*Given instruction*: Write out every entry exactly as it appears.
===== Information given =====
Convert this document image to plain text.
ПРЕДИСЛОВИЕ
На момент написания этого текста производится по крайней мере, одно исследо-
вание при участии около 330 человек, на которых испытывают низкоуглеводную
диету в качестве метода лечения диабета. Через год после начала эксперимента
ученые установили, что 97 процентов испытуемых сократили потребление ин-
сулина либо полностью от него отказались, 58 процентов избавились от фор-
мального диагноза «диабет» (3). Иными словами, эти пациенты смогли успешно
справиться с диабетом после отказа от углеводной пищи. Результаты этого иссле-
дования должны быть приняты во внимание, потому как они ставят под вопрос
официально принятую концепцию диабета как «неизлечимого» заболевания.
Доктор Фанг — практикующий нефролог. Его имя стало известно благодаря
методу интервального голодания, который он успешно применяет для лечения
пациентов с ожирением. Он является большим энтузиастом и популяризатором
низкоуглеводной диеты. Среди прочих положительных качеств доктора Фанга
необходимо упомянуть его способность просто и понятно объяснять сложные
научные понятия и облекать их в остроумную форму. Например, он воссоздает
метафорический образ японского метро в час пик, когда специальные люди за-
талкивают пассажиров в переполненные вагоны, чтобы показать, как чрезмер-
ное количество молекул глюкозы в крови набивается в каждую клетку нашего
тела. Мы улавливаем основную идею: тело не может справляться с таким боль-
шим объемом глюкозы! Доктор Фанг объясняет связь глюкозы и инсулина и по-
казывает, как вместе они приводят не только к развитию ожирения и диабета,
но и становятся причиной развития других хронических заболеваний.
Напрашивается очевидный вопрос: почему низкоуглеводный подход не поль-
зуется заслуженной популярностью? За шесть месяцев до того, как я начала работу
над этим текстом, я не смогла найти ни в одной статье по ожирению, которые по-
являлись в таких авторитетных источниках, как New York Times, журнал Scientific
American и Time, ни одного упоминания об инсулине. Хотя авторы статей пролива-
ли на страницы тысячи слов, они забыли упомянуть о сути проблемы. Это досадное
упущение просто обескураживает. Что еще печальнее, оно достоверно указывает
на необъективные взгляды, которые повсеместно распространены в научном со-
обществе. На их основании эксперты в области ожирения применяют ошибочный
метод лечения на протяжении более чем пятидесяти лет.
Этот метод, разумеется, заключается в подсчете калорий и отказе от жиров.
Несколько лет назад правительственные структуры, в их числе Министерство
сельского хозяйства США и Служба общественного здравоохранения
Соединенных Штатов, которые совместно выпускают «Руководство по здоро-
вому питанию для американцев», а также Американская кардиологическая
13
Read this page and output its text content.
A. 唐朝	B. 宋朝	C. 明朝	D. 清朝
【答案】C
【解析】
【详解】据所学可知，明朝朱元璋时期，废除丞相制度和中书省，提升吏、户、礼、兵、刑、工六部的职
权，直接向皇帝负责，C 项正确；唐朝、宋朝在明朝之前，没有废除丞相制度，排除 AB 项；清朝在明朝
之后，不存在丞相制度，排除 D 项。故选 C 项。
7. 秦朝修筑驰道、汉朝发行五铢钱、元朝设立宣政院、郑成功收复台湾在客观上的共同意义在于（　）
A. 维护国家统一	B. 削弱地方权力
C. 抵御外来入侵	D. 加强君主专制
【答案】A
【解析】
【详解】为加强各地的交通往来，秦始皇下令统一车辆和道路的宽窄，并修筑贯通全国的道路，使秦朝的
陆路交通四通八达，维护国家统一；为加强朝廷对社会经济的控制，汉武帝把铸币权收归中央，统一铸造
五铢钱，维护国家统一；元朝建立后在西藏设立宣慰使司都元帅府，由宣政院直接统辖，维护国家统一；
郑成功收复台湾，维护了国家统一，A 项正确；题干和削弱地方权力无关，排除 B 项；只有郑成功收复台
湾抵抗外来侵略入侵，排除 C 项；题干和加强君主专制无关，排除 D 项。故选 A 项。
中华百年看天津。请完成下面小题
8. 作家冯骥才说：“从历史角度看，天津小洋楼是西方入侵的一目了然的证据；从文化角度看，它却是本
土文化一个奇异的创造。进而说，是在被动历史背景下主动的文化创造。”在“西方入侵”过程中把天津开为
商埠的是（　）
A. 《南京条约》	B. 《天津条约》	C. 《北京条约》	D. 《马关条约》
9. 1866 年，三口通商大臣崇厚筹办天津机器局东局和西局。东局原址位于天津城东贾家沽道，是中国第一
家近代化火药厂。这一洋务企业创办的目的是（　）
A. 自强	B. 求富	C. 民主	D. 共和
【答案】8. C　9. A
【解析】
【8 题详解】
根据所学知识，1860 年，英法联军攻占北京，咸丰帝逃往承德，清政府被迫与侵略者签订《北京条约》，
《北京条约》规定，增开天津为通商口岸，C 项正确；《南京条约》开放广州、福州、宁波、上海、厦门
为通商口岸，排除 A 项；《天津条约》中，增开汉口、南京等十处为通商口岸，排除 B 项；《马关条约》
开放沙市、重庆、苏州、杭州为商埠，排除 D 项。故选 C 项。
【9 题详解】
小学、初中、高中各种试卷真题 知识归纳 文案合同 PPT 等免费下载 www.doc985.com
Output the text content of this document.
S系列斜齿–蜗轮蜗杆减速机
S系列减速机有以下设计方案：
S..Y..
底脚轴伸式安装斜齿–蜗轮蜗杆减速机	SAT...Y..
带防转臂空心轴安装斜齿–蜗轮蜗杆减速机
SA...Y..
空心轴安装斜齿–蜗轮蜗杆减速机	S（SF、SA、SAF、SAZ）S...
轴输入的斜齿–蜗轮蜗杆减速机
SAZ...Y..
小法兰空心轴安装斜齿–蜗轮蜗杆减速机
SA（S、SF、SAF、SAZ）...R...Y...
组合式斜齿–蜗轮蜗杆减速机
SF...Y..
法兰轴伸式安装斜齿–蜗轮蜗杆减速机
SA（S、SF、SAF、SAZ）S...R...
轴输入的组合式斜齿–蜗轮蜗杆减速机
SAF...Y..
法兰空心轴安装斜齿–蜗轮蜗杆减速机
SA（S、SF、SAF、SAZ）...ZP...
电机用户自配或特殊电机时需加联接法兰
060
=====
*Complete output*:
Convert this document image to plain text.
ПРЕДИСЛОВИЕ
На момент написания этого текста производится по крайней мере, одно исследо-
вание при участии около 330 человек, на которых испытывают низкоуглеводную
диету в качестве метода лечения диабета. Через год после начала эксперимента
ученые установили, что 97 процентов испытуемых сократили потребление ин-
сулина либо полностью от него отказались, 58 процентов избавились от фор-
мального диагноза «диабет» (3). Иными словами, эти пациенты смогли успешно
справиться с диабетом после отказа от углеводной пищи. Результаты этого иссле-
дования должны быть приняты во внимание, потому как они ставят под вопрос
официально принятую концепцию диабета как «неизлечимого» заболевания.
Доктор Фанг — практикующий нефролог. Его имя стало известно благодаря
методу интервального голодания, который он успешно применяет для лечения
пациентов с ожирением. Он является большим энтузиастом и популяризатором
низкоуглеводной диеты. Среди прочих положительных качеств доктора Фанга
необходимо упомянуть его способность просто и понятно объяснять сложные
научные понятия и облекать их в остроумную форму. Например, он воссоздает
метафорический образ японского метро в час пик, когда специальные люди за-
талкивают пассажиров в переполненные вагоны, чтобы показать, как чрезмер-
ное количество молекул глюкозы в крови набивается в каждую клетку нашего
тела. Мы улавливаем основную идею: тело не может справляться с таким боль-
шим объемом глюкозы! Доктор Фанг объясняет связь глюкозы и инсулина и по-
казывает, как вместе они приводят не только к развитию ожирения и диабета,
но и становятся причиной развития других хронических заболеваний.
Напрашивается очевидный вопрос: почему низкоуглеводный подход не поль-
зуется заслуженной популярностью? За шесть месяцев до того, как я начала работу
над этим текстом, я не смогла найти ни в одной статье по ожирению, которые по-
являлись в таких авторитетных источниках, как New York Times, журнал Scientific
American и Time, ни одного упоминания об инсулине. Хотя авторы статей пролива-
ли на страницы тысячи слов, они забыли упомянуть о сути проблемы. Это досадное
упущение просто обескураживает. Что еще печальнее, оно достоверно указывает
на необъективные взгляды, которые повсеместно распространены в научном со-
обществе. На их основании эксперты в области ожирения применяют ошибочный
метод лечения на протяжении более чем пятидесяти лет.
Этот метод, разумеется, заключается в подсчете калорий и отказе от жиров.
Несколько лет назад правительственные структуры, в их числе Министерство
сельского хозяйства США и Служба общественного здравоохранения
Соединенных Штатов, которые совместно выпускают «Руководство по здоро-
вому питанию для американцев», а также Американская кардиологическая
13
Read this page and output its text content.
A. 唐朝	B. 宋朝	C. 明朝	D. 清朝
【答案】C
【解析】
【详解】据所学可知，明朝朱元璋时期，废除丞相制度和中书省，提升吏、户、礼、兵、刑、工六部的职
权，直接向皇帝负责，C 项正确；唐朝、宋朝在明朝之前，没有废除丞相制度，排除 AB 项；清朝在明朝
之后，不存在丞相制度，排除 D 项。故选 C 项。
7. 秦朝修筑驰道、汉朝发行五铢钱、元朝设立宣政院、郑成功收复台湾在客观上的共同意义在于（　）
A. 维护国家统一	B. 削弱地方权力
C. 抵御外来入侵	D. 加强君主专制
【答案】A
【解析】
【详解】为加强各地的交通往来，秦始皇下令统一车辆和道路的宽窄，并修筑贯通全国的道路，使秦朝的
陆路交通四通八达，维护国家统一；为加强朝廷对社会经济的控制，汉武帝把铸币权收归中央，统一铸造
五铢钱，维护国家统一；元朝建立后在西藏设立宣慰使司都元帅府，由宣政院直接统辖，维护国家统一；
郑成功收复台湾，维护了国家统一，A 项正确；题干和削弱地方权力无关，排除 B 项；只有郑成功收复台
湾抵抗外来侵略入侵，排除 C 项；题干和加强君主专制无关，排除 D 项。故选 A 项。
中华百年看天津。请完成下面小题
8. 作家冯骥才说：“从历史角度看，天津小洋楼是西方入侵的一目了然的证据；从文化角度看，它却是本
土文化一个奇异的创造。进而说，是在被动历史背景下主动的文化创造。”在“西方入侵”过程中把天津开为
商埠的是（　）
A. 《南京条约》	B. 《天津条约》	C. 《北京条约》	D. 《马关条约》
9. 1866 年，三口通商大臣崇厚筹办天津机器局东局和西局。东局原址位于天津城东贾家沽道，是中国第一
家近代化火药厂。这一洋务企业创办的目的是（　）
A. 自强	B. 求富	C. 民主	D. 共和
【答案】8. C　9. A
【解析】
【8 题详解】
根据所学知识，1860 年，英法联军攻占北京，咸丰帝逃往承德，清政府被迫与侵略者签订《北京条约》，
《北京条约》规定，增开天津为通商口岸，C 项正确；《南京条约》开放广州、福州、宁波、上海、厦门
为通商口岸，排除 A 项；《天津条约》中，增开汉口、南京等十处为通商口岸，排除 B 项；《马关条约》
开放沙市、重庆、苏州、杭州为商埠，排除 D 项。故选 C 项。
【9 题详解】
小学、初中、高中各种试卷真题 知识归纳 文案合同 PPT 等免费下载 www.doc985.com
Output the text content of this document.
S系列斜齿–蜗轮蜗杆减速机
S系列减速机有以下设计方案：
S..Y..
底脚轴伸式安装斜齿–蜗轮蜗杆减速机	SAT...Y..
带防转臂空心轴安装斜齿–蜗轮蜗杆减速机
SA...Y..
空心轴安装斜齿–蜗轮蜗杆减速机	S（SF、SA、SAF、SAZ）S...
轴输入的斜齿–蜗轮蜗杆减速机
SAZ...Y..
小法兰空心轴安装斜齿–蜗轮蜗杆减速机
SA（S、SF、SAF、SAZ）...R...Y...
组合式斜齿–蜗轮蜗杆减速机
SF...Y..
法兰轴伸式安装斜齿–蜗轮蜗杆减速机
SA（S、SF、SAF、SAZ）S...R...
轴输入的组合式斜齿–蜗轮蜗杆减速机
SAF...Y..
法兰空心轴安装斜齿–蜗轮蜗杆减速机
SA（S、SF、SAF、SAZ）...ZP...
电机用户自配或特殊电机时需加联接法兰
060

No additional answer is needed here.